Dataset excerpts
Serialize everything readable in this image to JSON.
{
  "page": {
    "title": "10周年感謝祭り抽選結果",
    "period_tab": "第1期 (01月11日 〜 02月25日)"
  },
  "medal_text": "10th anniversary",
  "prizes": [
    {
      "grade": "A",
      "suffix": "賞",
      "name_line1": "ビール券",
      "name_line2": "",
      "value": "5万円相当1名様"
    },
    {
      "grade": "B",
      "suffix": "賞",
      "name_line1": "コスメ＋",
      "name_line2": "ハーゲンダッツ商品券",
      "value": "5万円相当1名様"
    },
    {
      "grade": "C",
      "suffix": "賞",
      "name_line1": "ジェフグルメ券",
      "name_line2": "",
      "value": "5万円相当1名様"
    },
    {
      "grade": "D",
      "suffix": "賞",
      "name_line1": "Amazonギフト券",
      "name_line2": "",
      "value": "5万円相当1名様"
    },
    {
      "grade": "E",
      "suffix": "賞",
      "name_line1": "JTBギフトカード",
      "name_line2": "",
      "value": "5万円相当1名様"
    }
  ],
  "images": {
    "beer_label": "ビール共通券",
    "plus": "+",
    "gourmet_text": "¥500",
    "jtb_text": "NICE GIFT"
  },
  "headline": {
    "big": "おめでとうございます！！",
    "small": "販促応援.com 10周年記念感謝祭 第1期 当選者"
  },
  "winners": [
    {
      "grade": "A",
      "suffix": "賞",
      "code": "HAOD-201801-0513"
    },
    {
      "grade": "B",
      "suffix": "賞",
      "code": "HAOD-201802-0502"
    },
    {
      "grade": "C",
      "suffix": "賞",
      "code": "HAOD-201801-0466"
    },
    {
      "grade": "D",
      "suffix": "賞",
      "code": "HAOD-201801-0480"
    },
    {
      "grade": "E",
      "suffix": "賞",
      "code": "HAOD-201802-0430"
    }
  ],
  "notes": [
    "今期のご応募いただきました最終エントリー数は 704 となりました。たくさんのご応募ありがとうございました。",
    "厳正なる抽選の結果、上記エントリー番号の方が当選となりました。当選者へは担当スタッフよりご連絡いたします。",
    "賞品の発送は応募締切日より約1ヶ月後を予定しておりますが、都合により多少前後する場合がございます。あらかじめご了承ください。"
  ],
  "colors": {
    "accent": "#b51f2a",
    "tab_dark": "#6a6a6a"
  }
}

JOB: Write out the material exactly as given.

RESULT OF THE TASK:
Serialize everything readable in this image to JSON.
{
  "page": {
    "title": "10周年感謝祭り抽選結果",
    "period_tab": "第1期 (01月11日 〜 02月25日)"
  },
  "medal_text": "10th anniversary",
  "prizes": [
    {
      "grade": "A",
      "suffix": "賞",
      "name_line1": "ビール券",
      "name_line2": "",
      "value": "5万円相当1名様"
    },
    {
      "grade": "B",
      "suffix": "賞",
      "name_line1": "コスメ＋",
      "name_line2": "ハーゲンダッツ商品券",
      "value": "5万円相当1名様"
    },
    {
      "grade": "C",
      "suffix": "賞",
      "name_line1": "ジェフグルメ券",
      "name_line2": "",
      "value": "5万円相当1名様"
    },
    {
      "grade": "D",
      "suffix": "賞",
      "name_line1": "Amazonギフト券",
      "name_line2": "",
      "value": "5万円相当1名様"
    },
    {
      "grade": "E",
      "suffix": "賞",
      "name_line1": "JTBギフトカード",
      "name_line2": "",
      "value": "5万円相当1名様"
    }
  ],
  "images": {
    "beer_label": "ビール共通券",
    "plus": "+",
    "gourmet_text": "¥500",
    "jtb_text": "NICE GIFT"
  },
  "headline": {
    "big": "おめでとうございます！！",
    "small": "販促応援.com 10周年記念感謝祭 第1期 当選者"
  },
  "winners": [
    {
      "grade": "A",
      "suffix": "賞",
      "code": "HAOD-201801-0513"
    },
    {
      "grade": "B",
      "suffix": "賞",
      "code": "HAOD-201802-0502"
    },
    {
      "grade": "C",
      "suffix": "賞",
      "code": "HAOD-201801-0466"
    },
    {
      "grade": "D",
      "suffix": "賞",
      "code": "HAOD-201801-0480"
    },
    {
      "grade": "E",
      "suffix": "賞",
      "code": "HAOD-201802-0430"
    }
  ],
  "notes": [
    "今期のご応募いただきました最終エントリー数は 704 となりました。たくさんのご応募ありがとうございました。",
    "厳正なる抽選の結果、上記エントリー番号の方が当選となりました。当選者へは担当スタッフよりご連絡いたします。",
    "賞品の発送は応募締切日より約1ヶ月後を予定しておりますが、都合により多少前後する場合がございます。あらかじめご了承ください。"
  ],
  "colors": {
    "accent": "#b51f2a",
    "tab_dark": "#6a6a6a"
  }
}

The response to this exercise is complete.